In the copy, keep every record exact and leave out all images.

- [Items listed in a dataset]

#####

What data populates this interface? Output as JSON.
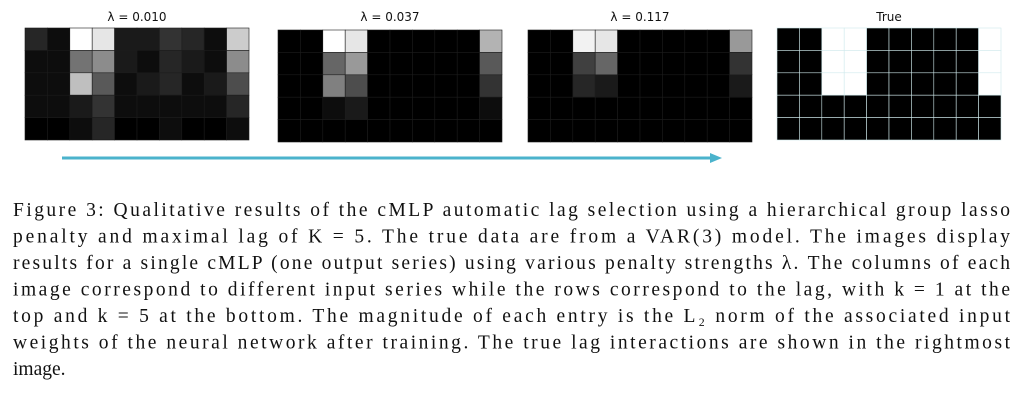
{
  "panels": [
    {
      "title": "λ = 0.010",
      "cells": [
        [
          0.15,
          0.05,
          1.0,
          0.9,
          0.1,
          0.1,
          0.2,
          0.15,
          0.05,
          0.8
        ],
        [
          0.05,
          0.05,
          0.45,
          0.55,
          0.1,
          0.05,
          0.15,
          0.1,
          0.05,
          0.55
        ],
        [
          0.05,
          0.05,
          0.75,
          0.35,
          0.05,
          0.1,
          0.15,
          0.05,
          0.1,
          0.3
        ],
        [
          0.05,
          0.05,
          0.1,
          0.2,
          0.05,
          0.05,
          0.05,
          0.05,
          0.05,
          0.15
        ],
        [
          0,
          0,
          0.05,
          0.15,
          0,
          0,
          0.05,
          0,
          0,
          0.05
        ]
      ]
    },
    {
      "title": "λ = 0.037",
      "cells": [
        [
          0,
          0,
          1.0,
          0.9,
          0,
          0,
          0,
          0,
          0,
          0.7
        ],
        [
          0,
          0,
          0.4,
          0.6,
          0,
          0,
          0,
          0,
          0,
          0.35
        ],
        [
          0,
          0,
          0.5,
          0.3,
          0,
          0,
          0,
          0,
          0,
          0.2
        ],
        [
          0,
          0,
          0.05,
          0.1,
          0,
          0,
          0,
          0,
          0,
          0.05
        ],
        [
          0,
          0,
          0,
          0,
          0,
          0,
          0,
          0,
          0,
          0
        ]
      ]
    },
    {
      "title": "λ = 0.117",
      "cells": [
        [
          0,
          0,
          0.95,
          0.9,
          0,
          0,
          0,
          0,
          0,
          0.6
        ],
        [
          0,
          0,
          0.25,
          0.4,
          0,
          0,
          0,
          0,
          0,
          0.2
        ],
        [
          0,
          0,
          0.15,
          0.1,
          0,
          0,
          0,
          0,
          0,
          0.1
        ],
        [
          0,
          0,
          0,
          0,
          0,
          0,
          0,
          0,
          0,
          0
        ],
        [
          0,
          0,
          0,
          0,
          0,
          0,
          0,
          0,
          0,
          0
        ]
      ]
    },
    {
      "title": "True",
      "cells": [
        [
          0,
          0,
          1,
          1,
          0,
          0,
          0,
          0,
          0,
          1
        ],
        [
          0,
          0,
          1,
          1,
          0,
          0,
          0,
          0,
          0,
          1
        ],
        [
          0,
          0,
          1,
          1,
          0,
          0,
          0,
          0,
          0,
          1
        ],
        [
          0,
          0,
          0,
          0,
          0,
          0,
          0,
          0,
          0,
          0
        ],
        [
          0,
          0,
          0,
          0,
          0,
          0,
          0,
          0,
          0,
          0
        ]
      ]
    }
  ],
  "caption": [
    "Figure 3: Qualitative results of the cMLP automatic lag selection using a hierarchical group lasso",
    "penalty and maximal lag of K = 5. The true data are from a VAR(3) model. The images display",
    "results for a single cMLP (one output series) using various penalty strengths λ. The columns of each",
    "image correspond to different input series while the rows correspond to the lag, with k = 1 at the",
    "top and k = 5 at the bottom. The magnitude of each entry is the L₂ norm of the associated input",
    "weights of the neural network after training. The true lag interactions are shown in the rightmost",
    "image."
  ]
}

#####

- [Written response]
What data populates this interface? Output as JSON.
{
  "panels": [
    {
      "title": "λ = 0.010",
      "cells": [
        [
          0.15,
          0.05,
          1.0,
          0.9,
          0.1,
          0.1,
          0.2,
          0.15,
          0.05,
          0.8
        ],
        [
          0.05,
          0.05,
          0.45,
          0.55,
          0.1,
          0.05,
          0.15,
          0.1,
          0.05,
          0.55
        ],
        [
          0.05,
          0.05,
          0.75,
          0.35,
          0.05,
          0.1,
          0.15,
          0.05,
          0.1,
          0.3
        ],
        [
          0.05,
          0.05,
          0.1,
          0.2,
          0.05,
          0.05,
          0.05,
          0.05,
          0.05,
          0.15
        ],
        [
          0,
          0,
          0.05,
          0.15,
          0,
          0,
          0.05,
          0,
          0,
          0.05
        ]
      ]
    },
    {
      "title": "λ = 0.037",
      "cells": [
        [
          0,
          0,
          1.0,
          0.9,
          0,
          0,
          0,
          0,
          0,
          0.7
        ],
        [
          0,
          0,
          0.4,
          0.6,
          0,
          0,
          0,
          0,
          0,
          0.35
        ],
        [
          0,
          0,
          0.5,
          0.3,
          0,
          0,
          0,
          0,
          0,
          0.2
        ],
        [
          0,
          0,
          0.05,
          0.1,
          0,
          0,
          0,
          0,
          0,
          0.05
        ],
        [
          0,
          0,
          0,
          0,
          0,
          0,
          0,
          0,
          0,
          0
        ]
      ]
    },
    {
      "title": "λ = 0.117",
      "cells": [
        [
          0,
          0,
          0.95,
          0.9,
          0,
          0,
          0,
          0,
          0,
          0.6
        ],
        [
          0,
          0,
          0.25,
          0.4,
          0,
          0,
          0,
          0,
          0,
          0.2
        ],
        [
          0,
          0,
          0.15,
          0.1,
          0,
          0,
          0,
          0,
          0,
          0.1
        ],
        [
          0,
          0,
          0,
          0,
          0,
          0,
          0,
          0,
          0,
          0
        ],
        [
          0,
          0,
          0,
          0,
          0,
          0,
          0,
          0,
          0,
          0
        ]
      ]
    },
    {
      "title": "True",
      "cells": [
        [
          0,
          0,
          1,
          1,
          0,
          0,
          0,
          0,
          0,
          1
        ],
        [
          0,
          0,
          1,
          1,
          0,
          0,
          0,
          0,
          0,
          1
        ],
        [
          0,
          0,
          1,
          1,
          0,
          0,
          0,
          0,
          0,
          1
        ],
        [
          0,
          0,
          0,
          0,
          0,
          0,
          0,
          0,
          0,
          0
        ],
        [
          0,
          0,
          0,
          0,
          0,
          0,
          0,
          0,
          0,
          0
        ]
      ]
    }
  ],
  "caption": [
    "Figure 3: Qualitative results of the cMLP automatic lag selection using a hierarchical group lasso",
    "penalty and maximal lag of K = 5. The true data are from a VAR(3) model. The images display",
    "results for a single cMLP (one output series) using various penalty strengths λ. The columns of each",
    "image correspond to different input series while the rows correspond to the lag, with k = 1 at the",
    "top and k = 5 at the bottom. The magnitude of each entry is the L₂ norm of the associated input",
    "weights of the neural network after training. The true lag interactions are shown in the rightmost",
    "image."
  ]
}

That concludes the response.